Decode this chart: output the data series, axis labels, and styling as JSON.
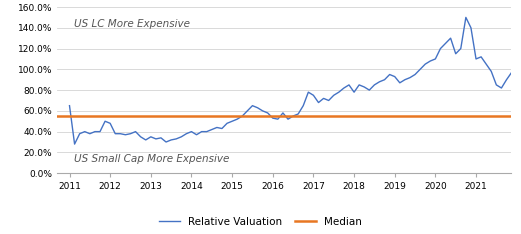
{
  "xlim": [
    2010.7,
    2021.85
  ],
  "xticks": [
    2011,
    2012,
    2013,
    2014,
    2015,
    2016,
    2017,
    2018,
    2019,
    2020,
    2021
  ],
  "ylim": [
    0.0,
    160.0
  ],
  "yticks": [
    0.0,
    20.0,
    40.0,
    60.0,
    80.0,
    100.0,
    120.0,
    140.0,
    160.0
  ],
  "ytick_labels": [
    "0.0%",
    "20.0%",
    "40.0%",
    "60.0%",
    "80.0%",
    "100.0%",
    "120.0%",
    "140.0%",
    "160.0%"
  ],
  "median_value": 55.0,
  "median_color": "#E87722",
  "line_color": "#4472C4",
  "annotation_above": "US LC More Expensive",
  "annotation_below": "US Small Cap More Expensive",
  "legend_labels": [
    "Relative Valuation",
    "Median"
  ],
  "background_color": "#ffffff",
  "grid_color": "#d3d3d3",
  "relative_valuation": [
    65,
    28,
    38,
    40,
    38,
    40,
    40,
    50,
    48,
    38,
    38,
    37,
    38,
    40,
    35,
    32,
    35,
    33,
    34,
    30,
    32,
    33,
    35,
    38,
    40,
    37,
    40,
    40,
    42,
    44,
    43,
    48,
    50,
    52,
    55,
    60,
    65,
    63,
    60,
    58,
    53,
    52,
    58,
    52,
    55,
    57,
    65,
    78,
    75,
    68,
    72,
    70,
    75,
    78,
    82,
    85,
    78,
    85,
    83,
    80,
    85,
    88,
    90,
    95,
    93,
    87,
    90,
    92,
    95,
    100,
    105,
    108,
    110,
    120,
    125,
    130,
    115,
    120,
    150,
    140,
    110,
    112,
    105,
    98,
    85,
    82,
    90,
    97,
    98
  ],
  "x_start": 2011.0,
  "x_step": 0.125
}
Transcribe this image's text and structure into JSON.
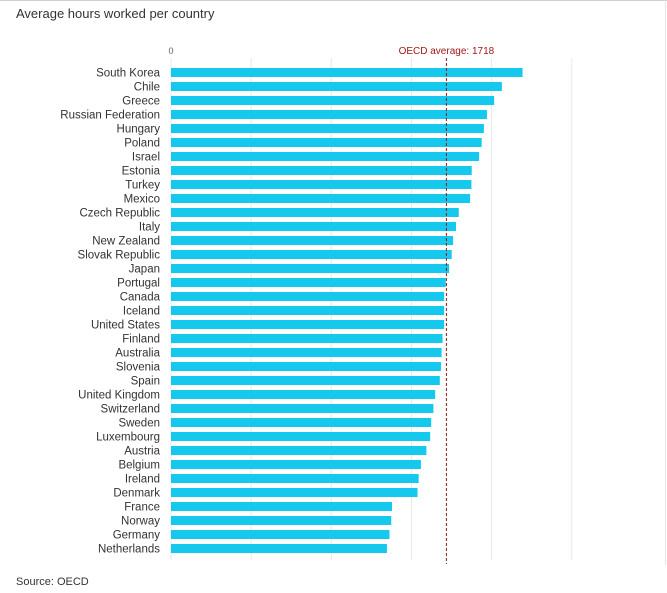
{
  "title": "Average hours worked per country",
  "source": "Source: OECD",
  "colors": {
    "bar": "#14c8ee",
    "average_line": "#8b1a1a",
    "average_label": "#a01818",
    "grid": "#e8e8e8"
  },
  "chart_data": {
    "type": "bar",
    "orientation": "horizontal",
    "title": "Average hours worked per country",
    "x_tick_labels": [
      "0"
    ],
    "xlim": [
      0,
      2500
    ],
    "grid": true,
    "reference_line": {
      "label": "OECD average: 1718",
      "value": 1718
    },
    "categories": [
      "South Korea",
      "Chile",
      "Greece",
      "Russian Federation",
      "Hungary",
      "Poland",
      "Israel",
      "Estonia",
      "Turkey",
      "Mexico",
      "Czech Republic",
      "Italy",
      "New Zealand",
      "Slovak Republic",
      "Japan",
      "Portugal",
      "Canada",
      "Iceland",
      "United States",
      "Finland",
      "Australia",
      "Slovenia",
      "Spain",
      "United Kingdom",
      "Switzerland",
      "Sweden",
      "Luxembourg",
      "Austria",
      "Belgium",
      "Ireland",
      "Denmark",
      "France",
      "Norway",
      "Germany",
      "Netherlands"
    ],
    "values": [
      2193,
      2064,
      2016,
      1971,
      1952,
      1938,
      1922,
      1876,
      1874,
      1866,
      1795,
      1778,
      1760,
      1751,
      1735,
      1714,
      1704,
      1704,
      1704,
      1694,
      1688,
      1684,
      1677,
      1648,
      1637,
      1623,
      1617,
      1593,
      1559,
      1545,
      1538,
      1379,
      1374,
      1363,
      1347
    ]
  }
}
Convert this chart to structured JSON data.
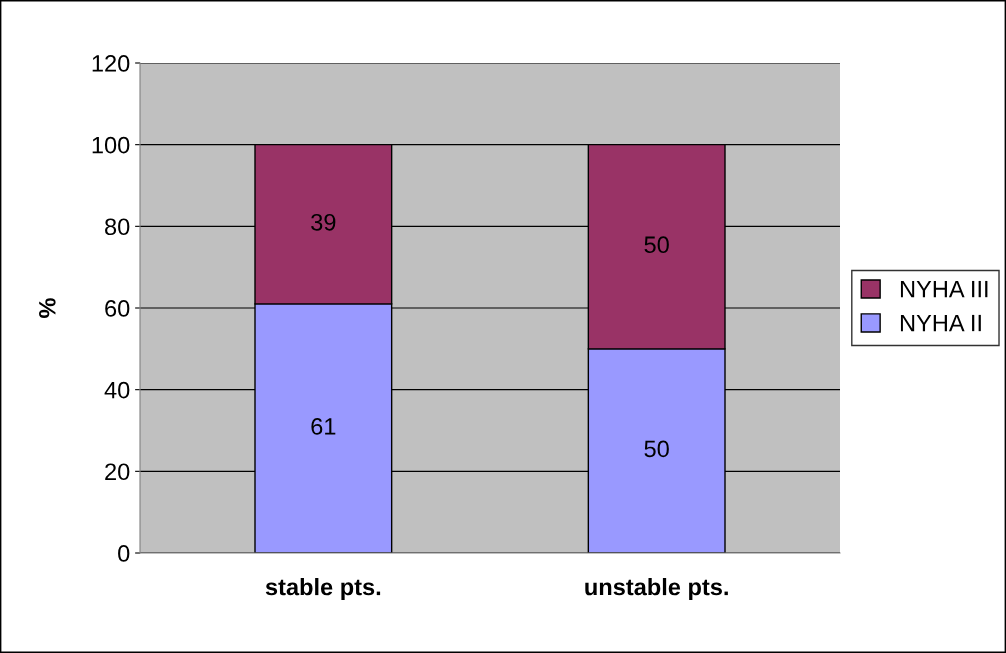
{
  "chart_data": {
    "type": "bar",
    "stacked": true,
    "ylabel": "%",
    "categories": [
      "stable pts.",
      "unstable pts."
    ],
    "series": [
      {
        "name": "NYHA II",
        "color": "#9999ff",
        "values": [
          61,
          50
        ]
      },
      {
        "name": "NYHA III",
        "color": "#993366",
        "values": [
          39,
          50
        ]
      }
    ],
    "ylim": [
      0,
      120
    ],
    "yticks": [
      0,
      20,
      40,
      60,
      80,
      100,
      120
    ],
    "grid": "y",
    "legend": "right",
    "data_labels": true
  }
}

*-*-*

# Description of the task
Only the number is wanted: how many lines of the material contain the word "OECD"?

# Solution for this problem
2